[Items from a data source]

* * * * * * * * *

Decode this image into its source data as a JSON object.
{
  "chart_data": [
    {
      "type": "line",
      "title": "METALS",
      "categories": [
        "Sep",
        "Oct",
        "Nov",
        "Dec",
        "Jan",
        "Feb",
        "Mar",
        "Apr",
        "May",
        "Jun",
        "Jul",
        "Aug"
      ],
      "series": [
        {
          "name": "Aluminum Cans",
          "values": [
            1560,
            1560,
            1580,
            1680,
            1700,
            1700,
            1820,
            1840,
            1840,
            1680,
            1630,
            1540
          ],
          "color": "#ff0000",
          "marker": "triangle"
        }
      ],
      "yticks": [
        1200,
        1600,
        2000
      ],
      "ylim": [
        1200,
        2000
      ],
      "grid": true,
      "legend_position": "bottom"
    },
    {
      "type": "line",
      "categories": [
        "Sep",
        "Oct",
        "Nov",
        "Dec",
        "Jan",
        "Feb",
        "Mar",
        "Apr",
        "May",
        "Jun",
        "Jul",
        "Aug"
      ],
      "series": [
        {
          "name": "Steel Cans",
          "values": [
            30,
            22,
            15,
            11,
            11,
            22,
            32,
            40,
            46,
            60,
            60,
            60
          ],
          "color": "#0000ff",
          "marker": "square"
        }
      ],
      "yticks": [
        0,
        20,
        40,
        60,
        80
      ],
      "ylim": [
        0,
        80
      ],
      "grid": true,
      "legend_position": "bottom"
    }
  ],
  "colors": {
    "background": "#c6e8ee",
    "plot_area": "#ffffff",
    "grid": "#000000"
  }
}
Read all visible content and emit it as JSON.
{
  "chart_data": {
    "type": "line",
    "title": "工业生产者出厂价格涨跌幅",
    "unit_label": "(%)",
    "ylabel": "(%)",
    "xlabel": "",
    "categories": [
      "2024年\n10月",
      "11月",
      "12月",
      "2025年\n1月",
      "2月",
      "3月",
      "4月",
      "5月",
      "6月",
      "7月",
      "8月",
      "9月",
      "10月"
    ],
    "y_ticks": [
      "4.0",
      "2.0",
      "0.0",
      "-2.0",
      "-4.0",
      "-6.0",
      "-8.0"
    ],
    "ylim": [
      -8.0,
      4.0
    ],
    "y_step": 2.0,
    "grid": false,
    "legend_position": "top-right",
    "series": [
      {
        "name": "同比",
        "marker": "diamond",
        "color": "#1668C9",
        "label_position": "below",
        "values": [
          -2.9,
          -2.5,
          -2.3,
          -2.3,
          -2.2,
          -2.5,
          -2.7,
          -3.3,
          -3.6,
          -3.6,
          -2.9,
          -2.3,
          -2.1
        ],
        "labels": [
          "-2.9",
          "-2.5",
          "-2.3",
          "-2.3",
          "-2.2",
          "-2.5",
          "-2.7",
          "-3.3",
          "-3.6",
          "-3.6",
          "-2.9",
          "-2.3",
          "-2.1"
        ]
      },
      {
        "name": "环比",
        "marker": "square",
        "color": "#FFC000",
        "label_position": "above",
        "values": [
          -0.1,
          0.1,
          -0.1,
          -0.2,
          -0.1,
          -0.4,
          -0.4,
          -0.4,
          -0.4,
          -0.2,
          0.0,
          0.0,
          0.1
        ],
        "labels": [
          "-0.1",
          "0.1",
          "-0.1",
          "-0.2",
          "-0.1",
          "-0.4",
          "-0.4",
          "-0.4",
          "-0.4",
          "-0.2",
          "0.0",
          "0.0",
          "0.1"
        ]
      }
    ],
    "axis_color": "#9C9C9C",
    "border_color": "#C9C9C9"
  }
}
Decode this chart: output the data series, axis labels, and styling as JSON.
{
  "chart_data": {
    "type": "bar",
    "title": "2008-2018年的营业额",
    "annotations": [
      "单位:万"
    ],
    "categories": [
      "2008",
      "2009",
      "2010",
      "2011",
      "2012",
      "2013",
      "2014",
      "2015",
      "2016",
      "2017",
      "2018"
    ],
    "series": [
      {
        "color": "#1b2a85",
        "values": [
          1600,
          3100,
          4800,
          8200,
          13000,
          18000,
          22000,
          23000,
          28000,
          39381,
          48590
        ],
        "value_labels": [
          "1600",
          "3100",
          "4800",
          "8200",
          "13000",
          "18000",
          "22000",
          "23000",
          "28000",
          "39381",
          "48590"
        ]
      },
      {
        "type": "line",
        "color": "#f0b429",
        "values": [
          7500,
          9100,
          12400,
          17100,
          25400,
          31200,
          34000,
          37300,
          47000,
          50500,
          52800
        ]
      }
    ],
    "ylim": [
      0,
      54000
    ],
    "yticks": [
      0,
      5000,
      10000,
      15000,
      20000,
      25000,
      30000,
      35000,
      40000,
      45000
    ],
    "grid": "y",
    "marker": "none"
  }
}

* * * * * * * * *

[GIVEN PROBLEM]: Write the material out exactly, with nothing left out.

[RESULT OF THE EXERCISE]:
Decode this image into its source data as a JSON object.
{
  "chart_data": [
    {
      "type": "line",
      "title": "METALS",
      "categories": [
        "Sep",
        "Oct",
        "Nov",
        "Dec",
        "Jan",
        "Feb",
        "Mar",
        "Apr",
        "May",
        "Jun",
        "Jul",
        "Aug"
      ],
      "series": [
        {
          "name": "Aluminum Cans",
          "values": [
            1560,
            1560,
            1580,
            1680,
            1700,
            1700,
            1820,
            1840,
            1840,
            1680,
            1630,
            1540
          ],
          "color": "#ff0000",
          "marker": "triangle"
        }
      ],
      "yticks": [
        1200,
        1600,
        2000
      ],
      "ylim": [
        1200,
        2000
      ],
      "grid": true,
      "legend_position": "bottom"
    },
    {
      "type": "line",
      "categories": [
        "Sep",
        "Oct",
        "Nov",
        "Dec",
        "Jan",
        "Feb",
        "Mar",
        "Apr",
        "May",
        "Jun",
        "Jul",
        "Aug"
      ],
      "series": [
        {
          "name": "Steel Cans",
          "values": [
            30,
            22,
            15,
            11,
            11,
            22,
            32,
            40,
            46,
            60,
            60,
            60
          ],
          "color": "#0000ff",
          "marker": "square"
        }
      ],
      "yticks": [
        0,
        20,
        40,
        60,
        80
      ],
      "ylim": [
        0,
        80
      ],
      "grid": true,
      "legend_position": "bottom"
    }
  ],
  "colors": {
    "background": "#c6e8ee",
    "plot_area": "#ffffff",
    "grid": "#000000"
  }
}
Read all visible content and emit it as JSON.
{
  "chart_data": {
    "type": "line",
    "title": "工业生产者出厂价格涨跌幅",
    "unit_label": "(%)",
    "ylabel": "(%)",
    "xlabel": "",
    "categories": [
      "2024年\n10月",
      "11月",
      "12月",
      "2025年\n1月",
      "2月",
      "3月",
      "4月",
      "5月",
      "6月",
      "7月",
      "8月",
      "9月",
      "10月"
    ],
    "y_ticks": [
      "4.0",
      "2.0",
      "0.0",
      "-2.0",
      "-4.0",
      "-6.0",
      "-8.0"
    ],
    "ylim": [
      -8.0,
      4.0
    ],
    "y_step": 2.0,
    "grid": false,
    "legend_position": "top-right",
    "series": [
      {
        "name": "同比",
        "marker": "diamond",
        "color": "#1668C9",
        "label_position": "below",
        "values": [
          -2.9,
          -2.5,
          -2.3,
          -2.3,
          -2.2,
          -2.5,
          -2.7,
          -3.3,
          -3.6,
          -3.6,
          -2.9,
          -2.3,
          -2.1
        ],
        "labels": [
          "-2.9",
          "-2.5",
          "-2.3",
          "-2.3",
          "-2.2",
          "-2.5",
          "-2.7",
          "-3.3",
          "-3.6",
          "-3.6",
          "-2.9",
          "-2.3",
          "-2.1"
        ]
      },
      {
        "name": "环比",
        "marker": "square",
        "color": "#FFC000",
        "label_position": "above",
        "values": [
          -0.1,
          0.1,
          -0.1,
          -0.2,
          -0.1,
          -0.4,
          -0.4,
          -0.4,
          -0.4,
          -0.2,
          0.0,
          0.0,
          0.1
        ],
        "labels": [
          "-0.1",
          "0.1",
          "-0.1",
          "-0.2",
          "-0.1",
          "-0.4",
          "-0.4",
          "-0.4",
          "-0.4",
          "-0.2",
          "0.0",
          "0.0",
          "0.1"
        ]
      }
    ],
    "axis_color": "#9C9C9C",
    "border_color": "#C9C9C9"
  }
}
Decode this chart: output the data series, axis labels, and styling as JSON.
{
  "chart_data": {
    "type": "bar",
    "title": "2008-2018年的营业额",
    "annotations": [
      "单位:万"
    ],
    "categories": [
      "2008",
      "2009",
      "2010",
      "2011",
      "2012",
      "2013",
      "2014",
      "2015",
      "2016",
      "2017",
      "2018"
    ],
    "series": [
      {
        "color": "#1b2a85",
        "values": [
          1600,
          3100,
          4800,
          8200,
          13000,
          18000,
          22000,
          23000,
          28000,
          39381,
          48590
        ],
        "value_labels": [
          "1600",
          "3100",
          "4800",
          "8200",
          "13000",
          "18000",
          "22000",
          "23000",
          "28000",
          "39381",
          "48590"
        ]
      },
      {
        "type": "line",
        "color": "#f0b429",
        "values": [
          7500,
          9100,
          12400,
          17100,
          25400,
          31200,
          34000,
          37300,
          47000,
          50500,
          52800
        ]
      }
    ],
    "ylim": [
      0,
      54000
    ],
    "yticks": [
      0,
      5000,
      10000,
      15000,
      20000,
      25000,
      30000,
      35000,
      40000,
      45000
    ],
    "grid": "y",
    "marker": "none"
  }
}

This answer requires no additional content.